Return only the number of lines in the entries below that hold the word "them".

## Collection entries
----------

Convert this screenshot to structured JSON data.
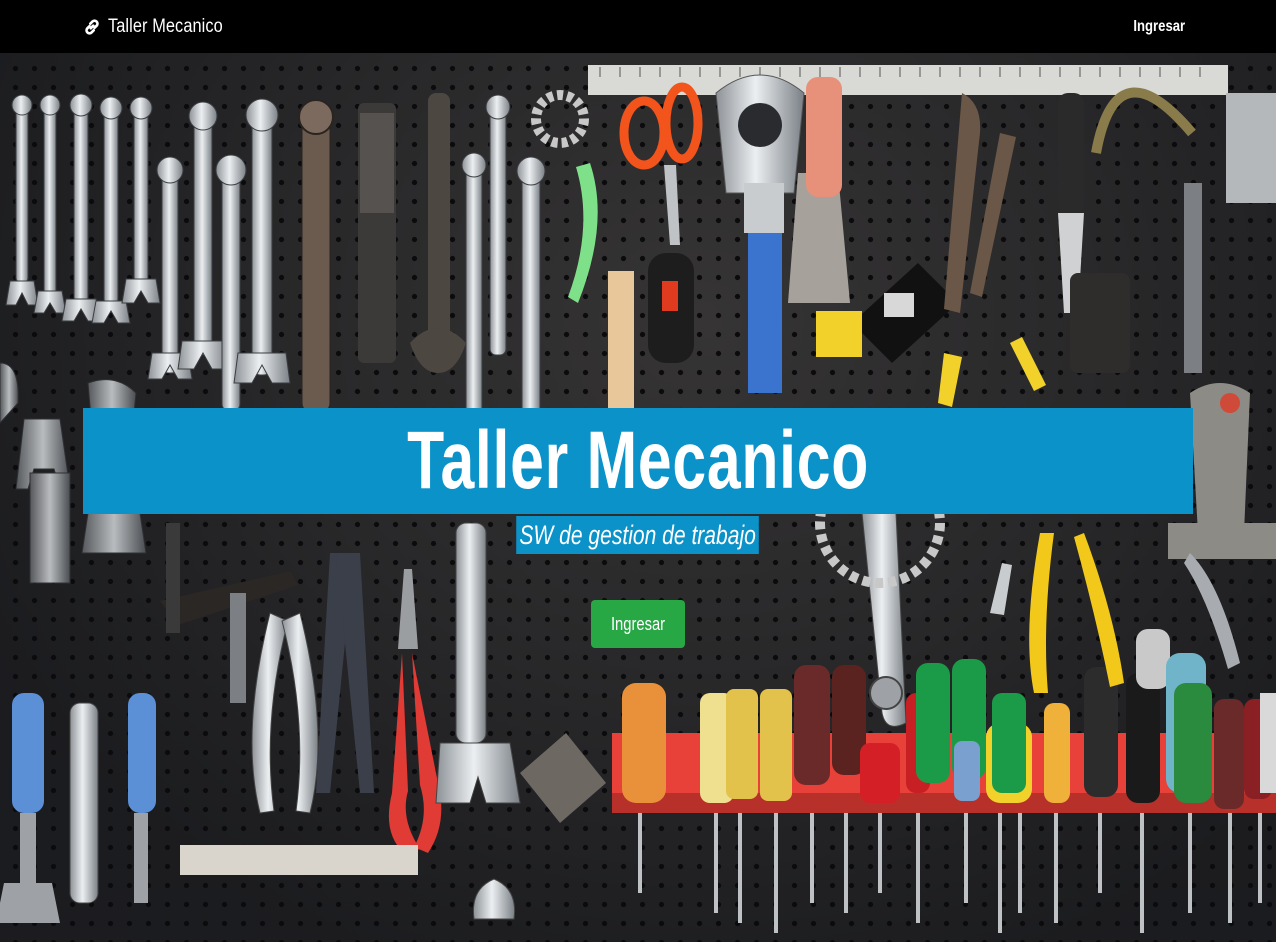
{
  "navbar": {
    "brand_label": "Taller Mecanico",
    "brand_icon": "link-icon",
    "login_label": "Ingresar"
  },
  "hero": {
    "title": "Taller Mecanico",
    "subtitle": "SW de gestion de trabajo",
    "cta_label": "Ingresar",
    "background": "pegboard-tools-photo"
  },
  "colors": {
    "navbar_bg": "#000000",
    "headline_bg": "#0b93c9",
    "cta_bg": "#28a745",
    "text": "#ffffff"
  }
}
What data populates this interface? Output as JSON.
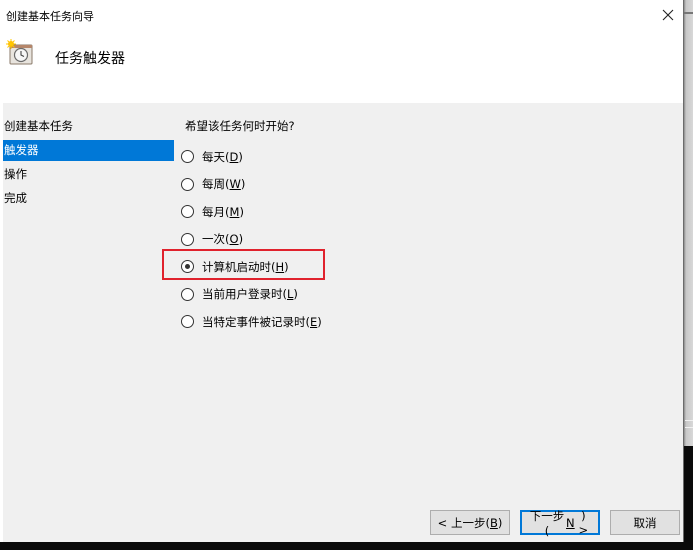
{
  "window": {
    "title": "创建基本任务向导",
    "close_icon": "close-icon"
  },
  "header": {
    "title": "任务触发器",
    "icon": "clock-task-icon"
  },
  "sidebar": {
    "items": [
      {
        "label": "创建基本任务",
        "selected": false
      },
      {
        "label": "触发器",
        "selected": true
      },
      {
        "label": "操作",
        "selected": false
      },
      {
        "label": "完成",
        "selected": false
      }
    ]
  },
  "main": {
    "question": "希望该任务何时开始?",
    "options": [
      {
        "label": "每天",
        "accel": "D",
        "checked": false
      },
      {
        "label": "每周",
        "accel": "W",
        "checked": false
      },
      {
        "label": "每月",
        "accel": "M",
        "checked": false
      },
      {
        "label": "一次",
        "accel": "O",
        "checked": false
      },
      {
        "label": "计算机启动时",
        "accel": "H",
        "checked": true
      },
      {
        "label": "当前用户登录时",
        "accel": "L",
        "checked": false
      },
      {
        "label": "当特定事件被记录时",
        "accel": "E",
        "checked": false
      }
    ],
    "highlight_color": "#e0222d"
  },
  "footer": {
    "back_label": "< 上一步(",
    "back_accel": "B",
    "back_suffix": ")",
    "next_label": "下一步(",
    "next_accel": "N",
    "next_suffix": ") >",
    "cancel_label": "取消"
  },
  "colors": {
    "selection": "#0078d7",
    "body_bg": "#f0f0f0"
  }
}
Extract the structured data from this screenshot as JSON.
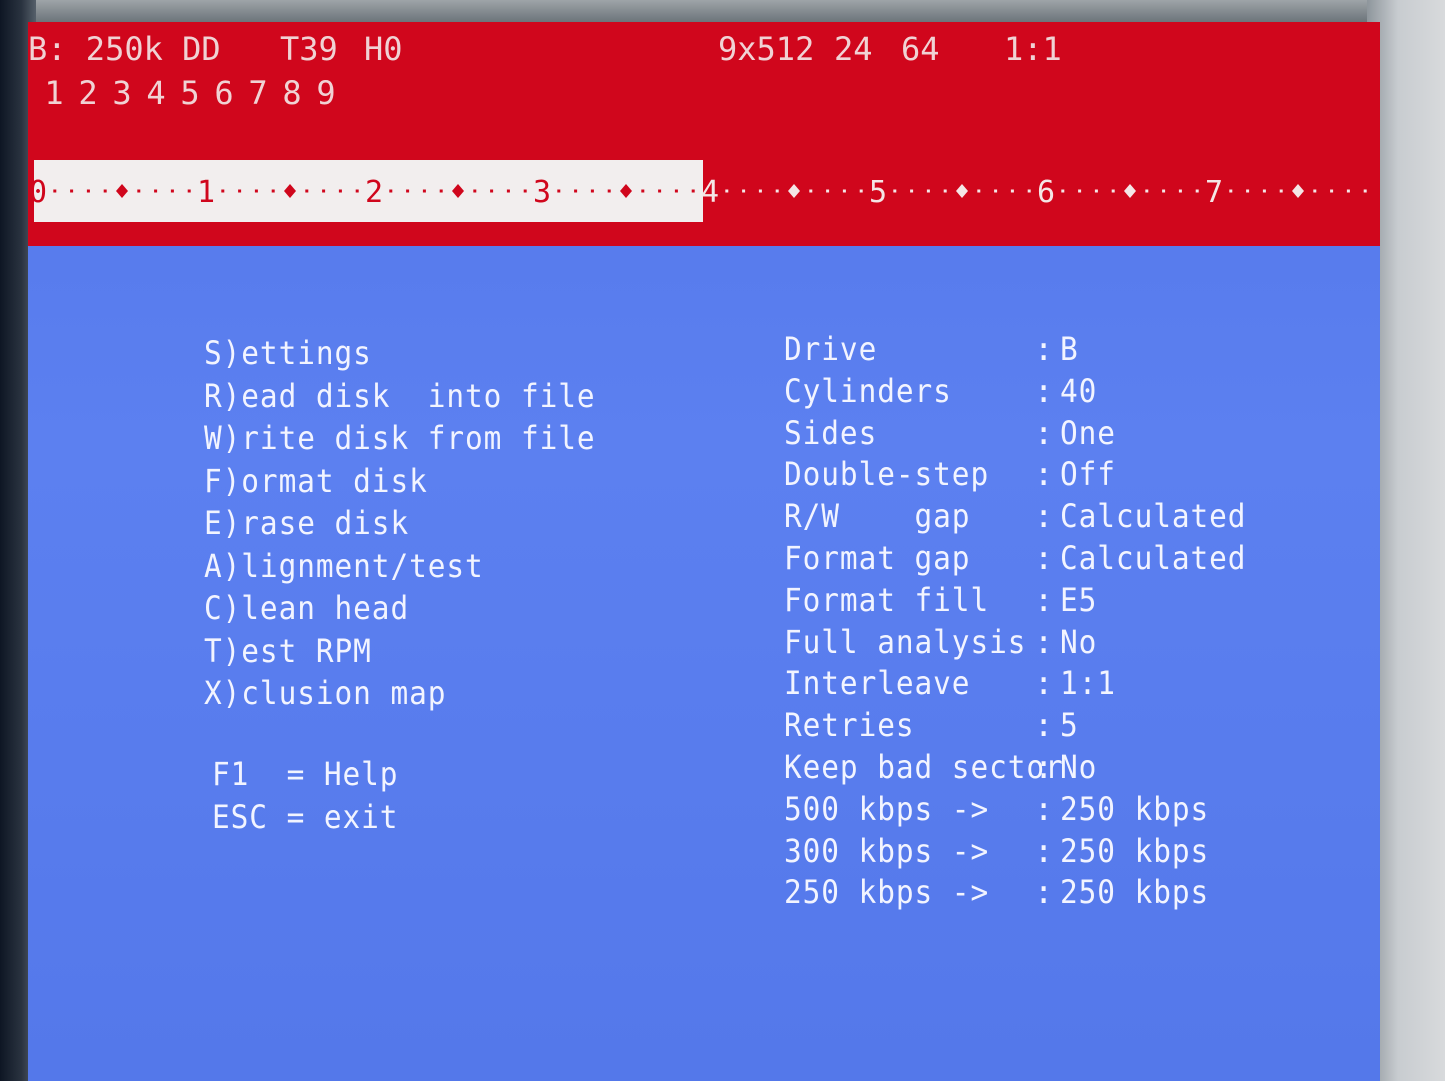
{
  "header": {
    "drive_info": "B: 250k DD",
    "track": "T39",
    "head": "H0",
    "geometry": "9x512",
    "field_a": "24",
    "field_b": "64",
    "interleave": "1:1",
    "sectors": [
      "1",
      "2",
      "3",
      "4",
      "5",
      "6",
      "7",
      "8",
      "9"
    ]
  },
  "track_bar": {
    "labels": [
      "0",
      "1",
      "2",
      "3",
      "4",
      "5",
      "6",
      "7"
    ],
    "progress_fraction": 0.495,
    "fill_color": "#f2eeee",
    "mark_color": "#d0061c"
  },
  "menu": {
    "items": [
      "S)ettings",
      "R)ead disk  into file",
      "W)rite disk from file",
      "F)ormat disk",
      "E)rase disk",
      "A)lignment/test",
      "C)lean head",
      "T)est RPM",
      "X)clusion map"
    ],
    "help": [
      "F1  = Help",
      "ESC = exit"
    ]
  },
  "settings": [
    {
      "label": "Drive",
      "value": "B"
    },
    {
      "label": "Cylinders",
      "value": "40"
    },
    {
      "label": "Sides",
      "value": "One"
    },
    {
      "label": "Double-step",
      "value": "Off"
    },
    {
      "label": "R/W    gap",
      "value": "Calculated"
    },
    {
      "label": "Format gap",
      "value": "Calculated"
    },
    {
      "label": "Format fill",
      "value": "E5"
    },
    {
      "label": "Full analysis",
      "value": "No"
    },
    {
      "label": "Interleave",
      "value": "1:1"
    },
    {
      "label": "Retries",
      "value": "5"
    },
    {
      "label": "Keep bad sector",
      "value": "No"
    },
    {
      "label": "500 kbps ->",
      "value": "250 kbps"
    },
    {
      "label": "300 kbps ->",
      "value": "250 kbps"
    },
    {
      "label": "250 kbps ->",
      "value": "250 kbps"
    }
  ],
  "separator": ":",
  "colors": {
    "header_bg": "#d0061c",
    "screen_bg": "#5a7ef0",
    "text": "#f2f4ff"
  }
}
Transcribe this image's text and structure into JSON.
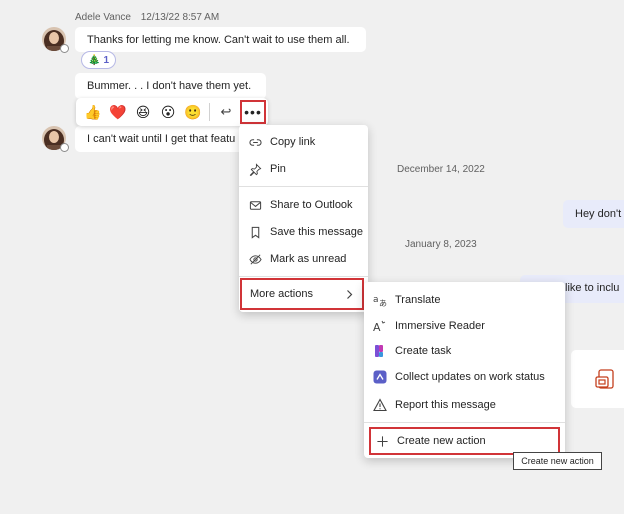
{
  "messages": {
    "sender": {
      "name": "Adele Vance",
      "timestamp": "12/13/22 8:57 AM"
    },
    "msg1": "Thanks for letting me know. Can't wait to use them all.",
    "reaction": {
      "emoji": "🎄",
      "count": "1"
    },
    "msg2": "Bummer. . . I don't have them yet.",
    "msg3": "I can't wait until I get that featu",
    "right_msg": "Hey don't",
    "right_msg2": "like to inclu"
  },
  "dates": {
    "d1": "December 14, 2022",
    "d2": "January 8, 2023"
  },
  "reaction_bar": {
    "emojis": [
      "👍",
      "❤️",
      "😆",
      "😮",
      "🙂"
    ],
    "reply_icon": "↩",
    "more_label": "•••"
  },
  "context_menu": {
    "items": [
      {
        "label": "Copy link",
        "icon": "link-icon"
      },
      {
        "label": "Pin",
        "icon": "pin-icon"
      },
      {
        "label": "Share to Outlook",
        "icon": "mail-icon"
      },
      {
        "label": "Save this message",
        "icon": "bookmark-icon"
      },
      {
        "label": "Mark as unread",
        "icon": "unread-icon"
      },
      {
        "label": "More actions",
        "icon": "chevron-right-icon"
      }
    ]
  },
  "more_actions_menu": {
    "items": [
      {
        "label": "Translate",
        "icon": "translate-icon"
      },
      {
        "label": "Immersive Reader",
        "icon": "immersive-reader-icon"
      },
      {
        "label": "Create task",
        "icon": "planner-icon"
      },
      {
        "label": "Collect updates on work status",
        "icon": "updates-icon"
      },
      {
        "label": "Report this message",
        "icon": "warning-icon"
      },
      {
        "label": "Create new action",
        "icon": "plus-icon"
      }
    ]
  },
  "tooltip": "Create new action",
  "colors": {
    "highlight": "#d13438",
    "brand": "#5b5fc7",
    "background": "#f0f0f0"
  }
}
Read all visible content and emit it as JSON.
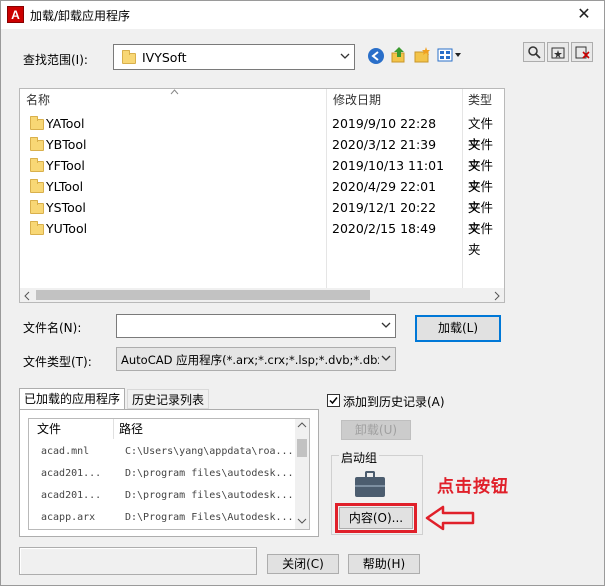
{
  "window": {
    "title": "加载/卸载应用程序",
    "close_glyph": "✕",
    "app_icon_letter": "A"
  },
  "toolbar": {
    "lookin_label": "查找范围(I):",
    "lookin_value": "IVYSoft",
    "icons": [
      "back-icon",
      "up-folder-icon",
      "new-folder-icon",
      "view-menu-icon"
    ],
    "right_icons": [
      "search-web-icon",
      "favorites-icon",
      "delete-icon"
    ]
  },
  "file_list": {
    "columns": {
      "name": "名称",
      "date": "修改日期",
      "type": "类型"
    },
    "rows": [
      {
        "name": "YATool",
        "date": "2019/9/10 22:28",
        "type": "文件夹"
      },
      {
        "name": "YBTool",
        "date": "2020/3/12 21:39",
        "type": "文件夹"
      },
      {
        "name": "YFTool",
        "date": "2019/10/13 11:01",
        "type": "文件夹"
      },
      {
        "name": "YLTool",
        "date": "2020/4/29 22:01",
        "type": "文件夹"
      },
      {
        "name": "YSTool",
        "date": "2019/12/1 20:22",
        "type": "文件夹"
      },
      {
        "name": "YUTool",
        "date": "2020/2/15 18:49",
        "type": "文件夹"
      }
    ]
  },
  "filename": {
    "label": "文件名(N):",
    "value": ""
  },
  "filetype": {
    "label": "文件类型(T):",
    "value": "AutoCAD 应用程序(*.arx;*.crx;*.lsp;*.dvb;*.dbx"
  },
  "buttons": {
    "load": "加载(L)",
    "unload": "卸载(U)",
    "contents": "内容(O)...",
    "close": "关闭(C)",
    "help": "帮助(H)"
  },
  "tabs": [
    {
      "label": "已加载的应用程序"
    },
    {
      "label": "历史记录列表"
    }
  ],
  "loaded_apps": {
    "columns": {
      "file": "文件",
      "path": "路径"
    },
    "rows": [
      {
        "file": "acad.mnl",
        "path": "C:\\Users\\yang\\appdata\\roa..."
      },
      {
        "file": "acad201...",
        "path": "D:\\program files\\autodesk..."
      },
      {
        "file": "acad201...",
        "path": "D:\\program files\\autodesk..."
      },
      {
        "file": "acapp.arx",
        "path": "D:\\Program Files\\Autodesk..."
      }
    ]
  },
  "history_checkbox": {
    "label": "添加到历史记录(A)",
    "checked": true
  },
  "startup_group": {
    "label": "启动组"
  },
  "annotation": {
    "text": "点击按钮",
    "color": "#e0202a"
  }
}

----------

## Result of the exercise
2